Extract from the listing each line in which the word "values" appears.

*** Supplied material

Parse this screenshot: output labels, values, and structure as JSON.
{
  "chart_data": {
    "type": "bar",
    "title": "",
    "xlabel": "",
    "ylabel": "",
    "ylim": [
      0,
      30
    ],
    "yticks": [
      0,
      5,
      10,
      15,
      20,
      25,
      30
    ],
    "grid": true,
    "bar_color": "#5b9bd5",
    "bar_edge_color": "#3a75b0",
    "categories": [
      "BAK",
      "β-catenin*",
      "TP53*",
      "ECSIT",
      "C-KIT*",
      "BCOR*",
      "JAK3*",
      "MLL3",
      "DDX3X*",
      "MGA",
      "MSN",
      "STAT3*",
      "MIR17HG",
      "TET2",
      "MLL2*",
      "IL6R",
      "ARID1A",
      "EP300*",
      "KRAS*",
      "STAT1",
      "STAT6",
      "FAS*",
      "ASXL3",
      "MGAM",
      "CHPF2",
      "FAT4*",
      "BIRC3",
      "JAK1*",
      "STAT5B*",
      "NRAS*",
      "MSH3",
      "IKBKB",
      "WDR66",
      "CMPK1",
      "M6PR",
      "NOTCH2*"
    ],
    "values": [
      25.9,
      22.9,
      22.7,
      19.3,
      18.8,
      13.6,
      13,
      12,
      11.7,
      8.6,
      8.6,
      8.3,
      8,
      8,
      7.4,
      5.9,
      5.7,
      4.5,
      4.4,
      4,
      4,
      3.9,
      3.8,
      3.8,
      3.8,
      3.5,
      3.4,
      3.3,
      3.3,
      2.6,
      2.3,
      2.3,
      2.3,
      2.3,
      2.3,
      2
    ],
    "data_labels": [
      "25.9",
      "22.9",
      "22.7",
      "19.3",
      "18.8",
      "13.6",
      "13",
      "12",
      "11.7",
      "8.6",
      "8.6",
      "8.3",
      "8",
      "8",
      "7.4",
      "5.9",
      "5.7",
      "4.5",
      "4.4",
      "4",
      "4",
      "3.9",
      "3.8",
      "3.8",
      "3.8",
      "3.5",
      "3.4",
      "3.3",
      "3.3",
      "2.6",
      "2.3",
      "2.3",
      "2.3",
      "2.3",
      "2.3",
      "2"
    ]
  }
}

******

> _Result_:
Parse this screenshot: output labels, values, and structure as JSON.
    "values": [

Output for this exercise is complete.